— BEGIN —

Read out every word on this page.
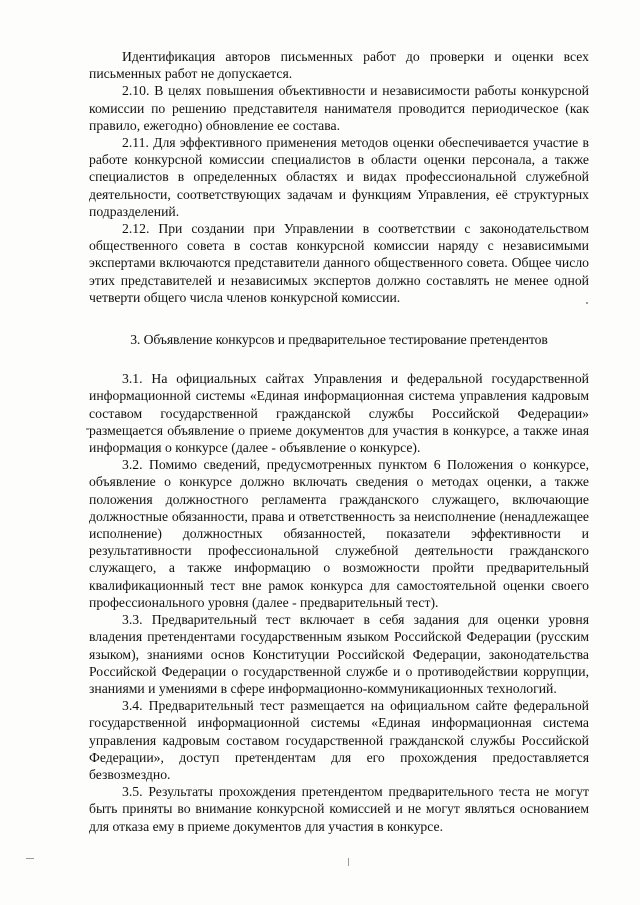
Идентификация авторов письменных работ до проверки и оценки всех письменных работ не допускается.

2.10. В целях повышения объективности и независимости работы конкурсной комиссии по решению представителя нанимателя проводится периодическое (как правило, ежегодно) обновление ее состава.

2.11. Для эффективного применения методов оценки обеспечивается участие в работе конкурсной комиссии специалистов в области оценки персонала, а также специалистов в определенных областях и видах профессиональной служебной деятельности, соответствующих задачам и функциям Управления, её структурных подразделений.

2.12. При создании при Управлении в соответствии с законодательством общественного совета в состав конкурсной комиссии наряду с независимыми экспертами включаются представители данного общественного совета. Общее число этих представителей и независимых экспертов должно составлять не менее одной четверти общего числа членов конкурсной комиссии.

3. Объявление конкурсов и предварительное тестирование претендентов

3.1. На официальных сайтах Управления и федеральной государственной информационной системы «Единая информационная система управления кадровым составом государственной гражданской службы Российской Федерации» размещается объявление о приеме документов для участия в конкурсе, а также иная информация о конкурсе (далее - объявление о конкурсе).

3.2. Помимо сведений, предусмотренных пунктом 6 Положения о конкурсе, объявление о конкурсе должно включать сведения о методах оценки, а также положения должностного регламента гражданского служащего, включающие должностные обязанности, права и ответственность за неисполнение (ненадлежащее исполнение) должностных обязанностей, показатели эффективности и результативности профессиональной служебной деятельности гражданского служащего, а также информацию о возможности пройти предварительный квалификационный тест вне рамок конкурса для самостоятельной оценки своего профессионального уровня (далее - предварительный тест).

3.3. Предварительный тест включает в себя задания для оценки уровня владения претендентами государственным языком Российской Федерации (русским языком), знаниями основ Конституции Российской Федерации, законодательства Российской Федерации о государственной службе и о противодействии коррупции, знаниями и умениями в сфере информационно-коммуникационных технологий.

3.4. Предварительный тест размещается на официальном сайте федеральной государственной информационной системы «Единая информационная система управления кадровым составом государственной гражданской службы Российской Федерации», доступ претендентам для его прохождения предоставляется безвозмездно.

3.5. Результаты прохождения претендентом предварительного теста не могут быть приняты во внимание конкурсной комиссией и не могут являться основанием для отказа ему в приеме документов для участия в конкурсе.
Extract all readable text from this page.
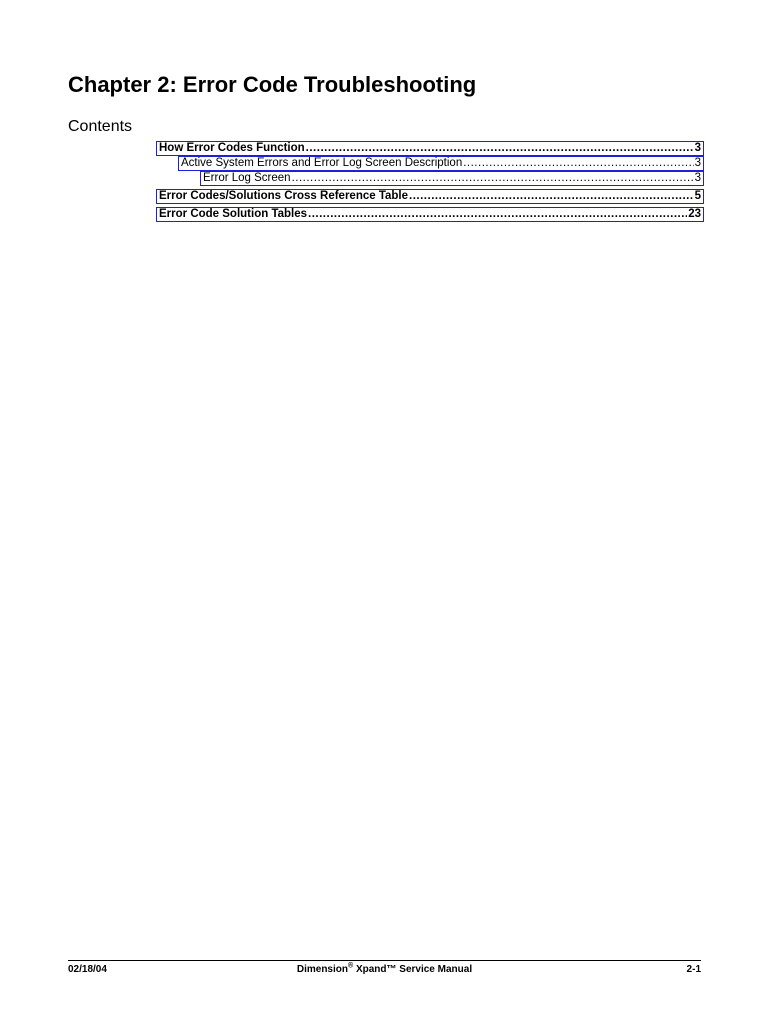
Chapter 2: Error Code Troubleshooting
Contents
How Error Codes Function .....	3
Active System Errors and Error Log Screen Description .....	3
Error Log Screen .....	3
Error Codes/Solutions Cross Reference Table .....	5
Error Code Solution Tables .....	23
02/18/04	Dimension® Xpand™ Service Manual	2-1
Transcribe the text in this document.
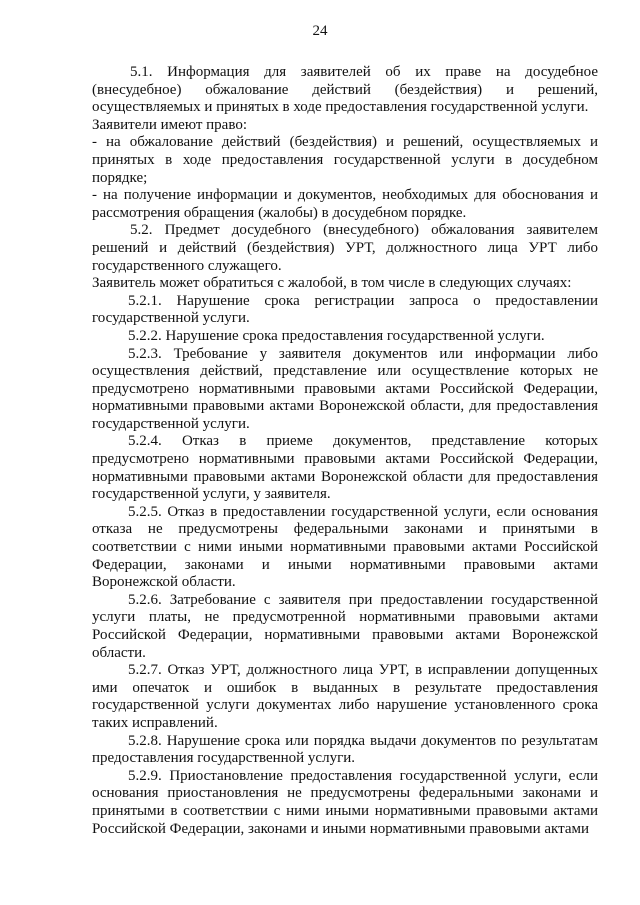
24

5.1. Информация для заявителей об их праве на досудебное (внесудебное) обжалование действий (бездействия) и решений, осуществляемых и принятых в ходе предоставления государственной услуги.

Заявители имеют право:

- на обжалование действий (бездействия) и решений, осуществляемых и принятых в ходе предоставления государственной услуги в досудебном порядке;

- на получение информации и документов, необходимых для обоснования и рассмотрения обращения (жалобы) в досудебном порядке.

5.2. Предмет досудебного (внесудебного) обжалования заявителем решений и действий (бездействия) УРТ, должностного лица УРТ либо государственного служащего.

Заявитель может обратиться с жалобой, в том числе в следующих случаях:

5.2.1. Нарушение срока регистрации запроса о предоставлении государственной услуги.

5.2.2. Нарушение срока предоставления государственной услуги.

5.2.3. Требование у заявителя документов или информации либо осуществления действий, представление или осуществление которых не предусмотрено нормативными правовыми актами Российской Федерации, нормативными правовыми актами Воронежской области, для предоставления государственной услуги.

5.2.4. Отказ в приеме документов, представление которых предусмотрено нормативными правовыми актами Российской Федерации, нормативными правовыми актами Воронежской области для предоставления государственной услуги, у заявителя.

5.2.5. Отказ в предоставлении государственной услуги, если основания отказа не предусмотрены федеральными законами и принятыми в соответствии с ними иными нормативными правовыми актами Российской Федерации, законами и иными нормативными правовыми актами Воронежской области.

5.2.6. Затребование с заявителя при предоставлении государственной услуги платы, не предусмотренной нормативными правовыми актами Российской Федерации, нормативными правовыми актами Воронежской области.

5.2.7. Отказ УРТ, должностного лица УРТ, в исправлении допущенных ими опечаток и ошибок в выданных в результате предоставления государственной услуги документах либо нарушение установленного срока таких исправлений.

5.2.8. Нарушение срока или порядка выдачи документов по результатам предоставления государственной услуги.

5.2.9. Приостановление предоставления государственной услуги, если основания приостановления не предусмотрены федеральными законами и принятыми в соответствии с ними иными нормативными правовыми актами Российской Федерации, законами и иными нормативными правовыми актами
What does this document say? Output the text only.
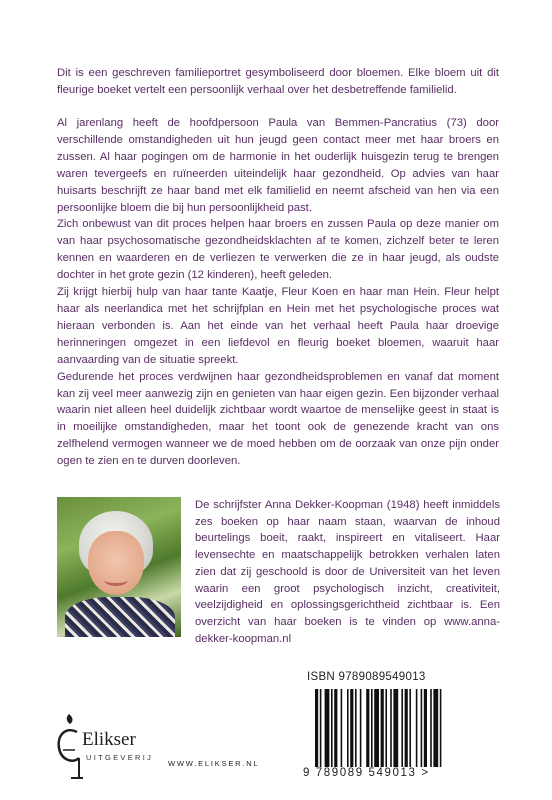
Dit is een geschreven familieportret gesymboliseerd door bloemen. Elke bloem uit dit fleurige boeket vertelt een persoonlijk verhaal over het desbetreffende familielid.

Al jarenlang heeft de hoofdpersoon Paula van Bemmen-Pancratius (73) door verschillende omstandigheden uit hun jeugd geen contact meer met haar broers en zussen. Al haar pogingen om de harmonie in het ouderlijk huisgezin terug te brengen waren tevergeefs en ruïneerden uiteindelijk haar gezondheid. Op advies van haar huisarts beschrijft ze haar band met elk familielid en neemt afscheid van hen via een persoonlijke bloem die bij hun persoonlijkheid past.

Zich onbewust van dit proces helpen haar broers en zussen Paula op deze manier om van haar psychosomatische gezondheidsklachten af te komen, zichzelf beter te leren kennen en waarderen en de verliezen te verwerken die ze in haar jeugd, als oudste dochter in het grote gezin (12 kinderen), heeft geleden.

Zij krijgt hierbij hulp van haar tante Kaatje, Fleur Koen en haar man Hein. Fleur helpt haar als neerlandica met het schrijfplan en Hein met het psychologische proces wat hieraan verbonden is. Aan het einde van het verhaal heeft Paula haar droevige herinneringen omgezet in een liefdevol en fleurig boeket bloemen, waaruit haar aanvaarding van de situatie spreekt.

Gedurende het proces verdwijnen haar gezondheidsproblemen en vanaf dat moment kan zij veel meer aanwezig zijn en genieten van haar eigen gezin. Een bijzonder verhaal waarin niet alleen heel duidelijk zichtbaar wordt waartoe de menselijke geest in staat is in moeilijke omstandigheden, maar het toont ook de genezende kracht van ons zelfhelend vermogen wanneer we de moed hebben om de oorzaak van onze pijn onder ogen te zien en te durven doorleven.

De schrijfster Anna Dekker-Koopman (1948) heeft inmiddels zes boeken op haar naam staan, waarvan de inhoud beurtelings boeit, raakt, inspireert en vitaliseert. Haar levensechte en maatschappelijk betrokken verhalen laten zien dat zij geschoold is door de Universiteit van het leven waarin een groot psychologisch inzicht, creativiteit, veelzijdigheid en oplossingsgerichtheid zichtbaar is. Een overzicht van haar boeken is te vinden op www.anna-dekker-koopman.nl
Elikser
UITGEVERIJ
WWW.ELIKSER.NL
ISBN 9789089549013
9 789089 549013 >
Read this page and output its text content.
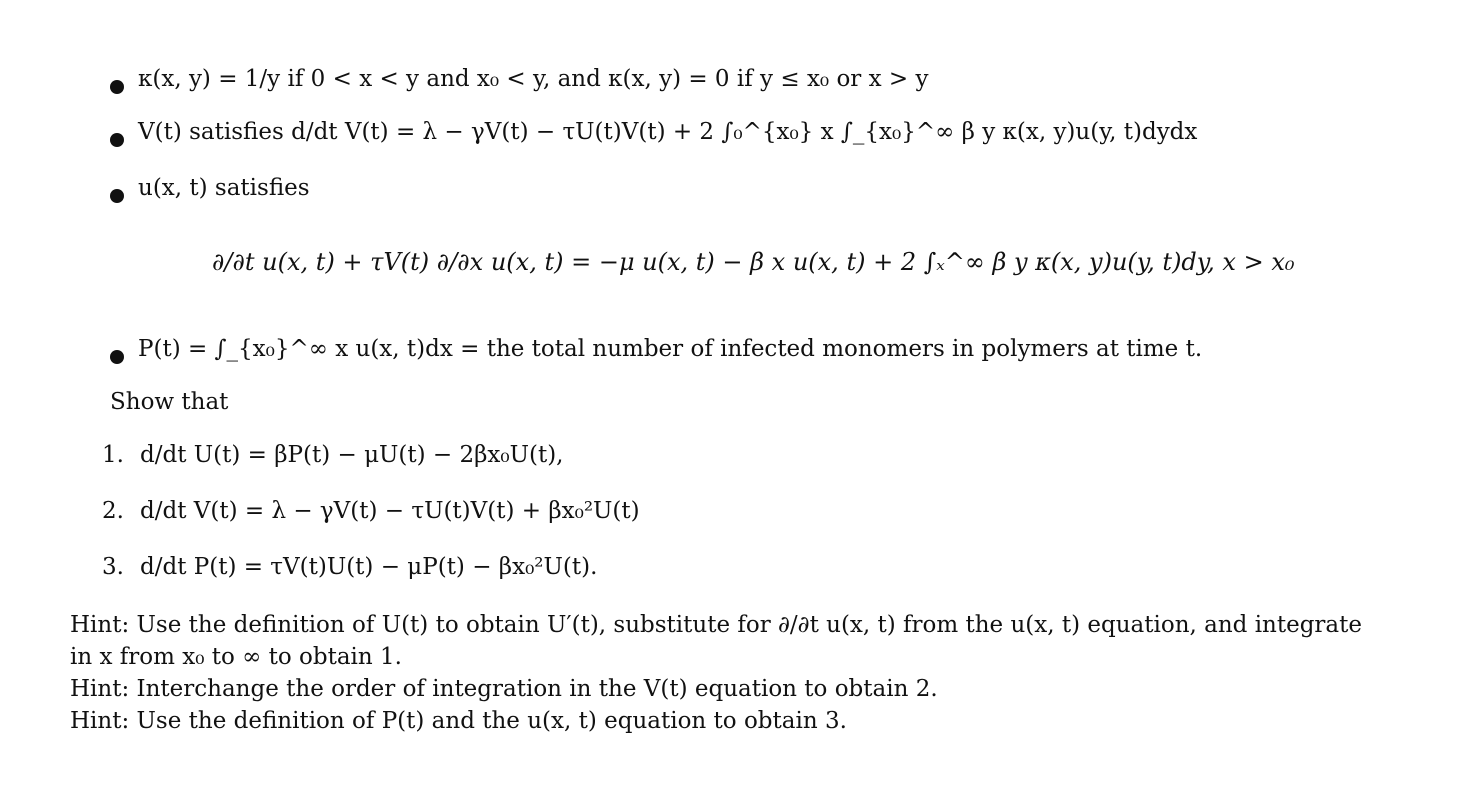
κ(x, y) = 1/y if 0 < x < y and x₀ < y, and κ(x, y) = 0 if y ≤ x₀ or x > y
V(t) satisfies d/dt V(t) = λ − γV(t) − τU(t)V(t) + 2 ∫₀^{x₀} x ∫_{x₀}^∞ β y κ(x, y)u(y, t)dydx
u(x, t) satisfies
∂/∂t u(x, t) + τV(t) ∂/∂x u(x, t) = −μ u(x, t) − β x u(x, t) + 2 ∫ₓ^∞ β y κ(x, y)u(y, t)dy, x > x₀
P(t) = ∫_{x₀}^∞ x u(x, t)dx = the total number of infected monomers in polymers at time t.
Show that
1. d/dt U(t) = βP(t) − μU(t) − 2βx₀U(t),
2. d/dt V(t) = λ − γV(t) − τU(t)V(t) + βx₀²U(t)
3. d/dt P(t) = τV(t)U(t) − μP(t) − βx₀²U(t).
Hint: Use the definition of U(t) to obtain U′(t), substitute for ∂/∂t u(x, t) from the u(x, t) equation, and integrate
in x from x₀ to ∞ to obtain 1.
Hint: Interchange the order of integration in the V(t) equation to obtain 2.
Hint: Use the definition of P(t) and the u(x, t) equation to obtain 3.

— END —

◆ **The exercise**: Search the entries for the string "предусмотрено" and collect each line that has it.

◆ **The response**:
5.2.3. Требование у заявителя документов или информации либо осуществления действий, представление или осуществление которых не предусмотрено нормативными правовыми актами Российской Федерации, нормативными правовыми актами Воронежской области, для предоставления государственной услуги.
5.2.4. Отказ в приеме документов, представление которых предусмотрено нормативными правовыми актами Российской Федерации, нормативными правовыми актами Воронежской области для предоставления государственной услуги, у заявителя.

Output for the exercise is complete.